◆ **Problem description**
Rewrite all the entries, swapping "app-icon" for "taskbar-app" wherever it occurs and leaving every other character unchanged.

[A run of records]
-=-=-
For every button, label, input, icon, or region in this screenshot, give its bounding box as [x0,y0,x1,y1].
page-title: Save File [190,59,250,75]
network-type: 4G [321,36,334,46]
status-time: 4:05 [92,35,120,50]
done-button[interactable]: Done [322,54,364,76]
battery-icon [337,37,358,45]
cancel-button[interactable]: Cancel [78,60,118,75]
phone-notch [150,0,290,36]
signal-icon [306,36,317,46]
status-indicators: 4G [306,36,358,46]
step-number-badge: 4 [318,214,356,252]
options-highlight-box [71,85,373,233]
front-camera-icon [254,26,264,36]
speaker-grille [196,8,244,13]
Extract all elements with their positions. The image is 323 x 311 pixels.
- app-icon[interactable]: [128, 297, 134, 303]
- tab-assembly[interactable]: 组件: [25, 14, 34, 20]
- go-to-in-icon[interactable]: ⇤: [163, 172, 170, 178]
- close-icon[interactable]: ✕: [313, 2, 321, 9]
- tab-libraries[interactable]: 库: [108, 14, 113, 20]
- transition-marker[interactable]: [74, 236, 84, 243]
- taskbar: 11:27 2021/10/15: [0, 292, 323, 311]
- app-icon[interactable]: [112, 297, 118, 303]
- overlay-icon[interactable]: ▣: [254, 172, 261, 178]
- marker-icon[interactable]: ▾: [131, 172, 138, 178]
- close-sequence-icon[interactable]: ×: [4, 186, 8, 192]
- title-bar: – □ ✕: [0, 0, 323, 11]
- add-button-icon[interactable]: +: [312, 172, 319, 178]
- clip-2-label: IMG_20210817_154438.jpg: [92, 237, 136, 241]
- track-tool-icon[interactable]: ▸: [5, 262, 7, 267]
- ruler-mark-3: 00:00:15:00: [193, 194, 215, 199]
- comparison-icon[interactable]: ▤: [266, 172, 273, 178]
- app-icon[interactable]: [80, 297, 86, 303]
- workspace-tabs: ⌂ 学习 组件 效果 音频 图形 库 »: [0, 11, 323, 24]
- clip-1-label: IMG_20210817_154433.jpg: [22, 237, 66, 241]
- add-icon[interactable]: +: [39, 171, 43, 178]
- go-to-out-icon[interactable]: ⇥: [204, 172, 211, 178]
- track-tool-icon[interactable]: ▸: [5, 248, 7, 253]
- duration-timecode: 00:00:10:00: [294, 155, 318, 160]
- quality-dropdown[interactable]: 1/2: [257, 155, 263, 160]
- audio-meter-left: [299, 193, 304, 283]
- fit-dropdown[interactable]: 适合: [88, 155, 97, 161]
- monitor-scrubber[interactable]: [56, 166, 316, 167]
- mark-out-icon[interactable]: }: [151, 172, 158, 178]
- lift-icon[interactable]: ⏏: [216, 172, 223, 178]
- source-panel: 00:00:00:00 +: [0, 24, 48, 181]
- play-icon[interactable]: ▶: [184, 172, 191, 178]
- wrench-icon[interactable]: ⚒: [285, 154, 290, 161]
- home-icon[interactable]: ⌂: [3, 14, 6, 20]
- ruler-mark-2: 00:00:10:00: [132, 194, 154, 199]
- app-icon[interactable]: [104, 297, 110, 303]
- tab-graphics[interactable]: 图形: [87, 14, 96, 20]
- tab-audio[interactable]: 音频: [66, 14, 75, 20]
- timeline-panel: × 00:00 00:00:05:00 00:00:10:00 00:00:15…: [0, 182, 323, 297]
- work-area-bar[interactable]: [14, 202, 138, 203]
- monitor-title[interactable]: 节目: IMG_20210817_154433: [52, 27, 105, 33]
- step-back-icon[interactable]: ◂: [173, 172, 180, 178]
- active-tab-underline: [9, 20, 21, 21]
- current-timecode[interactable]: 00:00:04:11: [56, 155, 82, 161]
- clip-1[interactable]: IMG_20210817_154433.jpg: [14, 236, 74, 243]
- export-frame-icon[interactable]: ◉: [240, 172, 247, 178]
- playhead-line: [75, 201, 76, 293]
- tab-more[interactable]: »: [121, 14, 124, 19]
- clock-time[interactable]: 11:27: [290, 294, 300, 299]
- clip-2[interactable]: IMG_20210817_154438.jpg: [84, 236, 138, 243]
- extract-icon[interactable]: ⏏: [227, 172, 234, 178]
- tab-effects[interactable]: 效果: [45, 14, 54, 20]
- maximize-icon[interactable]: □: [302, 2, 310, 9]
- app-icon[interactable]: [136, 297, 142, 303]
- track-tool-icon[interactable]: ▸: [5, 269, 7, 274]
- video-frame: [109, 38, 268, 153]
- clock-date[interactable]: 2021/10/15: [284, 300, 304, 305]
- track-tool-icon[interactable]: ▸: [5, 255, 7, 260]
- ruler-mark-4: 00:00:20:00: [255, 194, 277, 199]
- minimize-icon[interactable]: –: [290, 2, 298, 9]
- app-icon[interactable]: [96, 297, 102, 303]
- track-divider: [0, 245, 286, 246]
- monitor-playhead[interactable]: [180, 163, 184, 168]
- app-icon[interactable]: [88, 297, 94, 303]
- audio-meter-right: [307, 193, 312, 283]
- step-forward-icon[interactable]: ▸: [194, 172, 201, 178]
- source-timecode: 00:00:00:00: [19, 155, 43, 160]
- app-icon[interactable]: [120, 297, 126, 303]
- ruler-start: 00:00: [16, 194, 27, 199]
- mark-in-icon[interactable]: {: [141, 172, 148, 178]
-=-=-
◆ **Reply**
For every button, label, input, icon, or region in this screenshot, give its bounding box as [x0,y0,x1,y1].
page-title: Save File [190,59,250,75]
network-type: 4G [321,36,334,46]
status-time: 4:05 [92,35,120,50]
done-button[interactable]: Done [322,54,364,76]
battery-icon [337,37,358,45]
cancel-button[interactable]: Cancel [78,60,118,75]
phone-notch [150,0,290,36]
signal-icon [306,36,317,46]
status-indicators: 4G [306,36,358,46]
step-number-badge: 4 [318,214,356,252]
options-highlight-box [71,85,373,233]
front-camera-icon [254,26,264,36]
speaker-grille [196,8,244,13]
Extract all elements with their positions. The image is 323 x 311 pixels.
- taskbar-app[interactable]: [128, 297, 134, 303]
- tab-assembly[interactable]: 组件: [25, 14, 34, 20]
- go-to-in-icon[interactable]: ⇤: [163, 172, 170, 178]
- close-icon[interactable]: ✕: [313, 2, 321, 9]
- tab-libraries[interactable]: 库: [108, 14, 113, 20]
- transition-marker[interactable]: [74, 236, 84, 243]
- taskbar: 11:27 2021/10/15: [0, 292, 323, 311]
- taskbar-app[interactable]: [112, 297, 118, 303]
- overlay-icon[interactable]: ▣: [254, 172, 261, 178]
- marker-icon[interactable]: ▾: [131, 172, 138, 178]
- close-sequence-icon[interactable]: ×: [4, 186, 8, 192]
- title-bar: – □ ✕: [0, 0, 323, 11]
- add-button-icon[interactable]: +: [312, 172, 319, 178]
- clip-2-label: IMG_20210817_154438.jpg: [92, 237, 136, 241]
- track-tool-icon[interactable]: ▸: [5, 262, 7, 267]
- ruler-mark-3: 00:00:15:00: [193, 194, 215, 199]
- comparison-icon[interactable]: ▤: [266, 172, 273, 178]
- taskbar-app[interactable]: [80, 297, 86, 303]
- workspace-tabs: ⌂ 学习 组件 效果 音频 图形 库 »: [0, 11, 323, 24]
- clip-1-label: IMG_20210817_154433.jpg: [22, 237, 66, 241]
- add-icon[interactable]: +: [39, 171, 43, 178]
- go-to-out-icon[interactable]: ⇥: [204, 172, 211, 178]
- track-tool-icon[interactable]: ▸: [5, 248, 7, 253]
- duration-timecode: 00:00:10:00: [294, 155, 318, 160]
- quality-dropdown[interactable]: 1/2: [257, 155, 263, 160]
- audio-meter-left: [299, 193, 304, 283]
- fit-dropdown[interactable]: 适合: [88, 155, 97, 161]
- monitor-scrubber[interactable]: [56, 166, 316, 167]
- mark-out-icon[interactable]: }: [151, 172, 158, 178]
- lift-icon[interactable]: ⏏: [216, 172, 223, 178]
- source-panel: 00:00:00:00 +: [0, 24, 48, 181]
- play-icon[interactable]: ▶: [184, 172, 191, 178]
- wrench-icon[interactable]: ⚒: [285, 154, 290, 161]
- home-icon[interactable]: ⌂: [3, 14, 6, 20]
- ruler-mark-2: 00:00:10:00: [132, 194, 154, 199]
- taskbar-app[interactable]: [104, 297, 110, 303]
- tab-graphics[interactable]: 图形: [87, 14, 96, 20]
- tab-audio[interactable]: 音频: [66, 14, 75, 20]
- timeline-panel: × 00:00 00:00:05:00 00:00:10:00 00:00:15…: [0, 182, 323, 297]
- work-area-bar[interactable]: [14, 202, 138, 203]
- monitor-title[interactable]: 节目: IMG_20210817_154433: [52, 27, 105, 33]
- step-back-icon[interactable]: ◂: [173, 172, 180, 178]
- active-tab-underline: [9, 20, 21, 21]
- current-timecode[interactable]: 00:00:04:11: [56, 155, 82, 161]
- clip-1[interactable]: IMG_20210817_154433.jpg: [14, 236, 74, 243]
- export-frame-icon[interactable]: ◉: [240, 172, 247, 178]
- playhead-line: [75, 201, 76, 293]
- tab-more[interactable]: »: [121, 14, 124, 19]
- clock-time[interactable]: 11:27: [290, 294, 300, 299]
- clip-2[interactable]: IMG_20210817_154438.jpg: [84, 236, 138, 243]
- extract-icon[interactable]: ⏏: [227, 172, 234, 178]
- tab-effects[interactable]: 效果: [45, 14, 54, 20]
- maximize-icon[interactable]: □: [302, 2, 310, 9]
- taskbar-app[interactable]: [136, 297, 142, 303]
- track-tool-icon[interactable]: ▸: [5, 269, 7, 274]
- video-frame: [109, 38, 268, 153]
- clock-date[interactable]: 2021/10/15: [284, 300, 304, 305]
- track-tool-icon[interactable]: ▸: [5, 255, 7, 260]
- ruler-mark-4: 00:00:20:00: [255, 194, 277, 199]
- minimize-icon[interactable]: –: [290, 2, 298, 9]
- taskbar-app[interactable]: [96, 297, 102, 303]
- track-divider: [0, 245, 286, 246]
- monitor-playhead[interactable]: [180, 163, 184, 168]
- taskbar-app[interactable]: [88, 297, 94, 303]
- audio-meter-right: [307, 193, 312, 283]
- step-forward-icon[interactable]: ▸: [194, 172, 201, 178]
- source-timecode: 00:00:00:00: [19, 155, 43, 160]
- taskbar-app[interactable]: [120, 297, 126, 303]
- ruler-start: 00:00: [16, 194, 27, 199]
- mark-in-icon[interactable]: {: [141, 172, 148, 178]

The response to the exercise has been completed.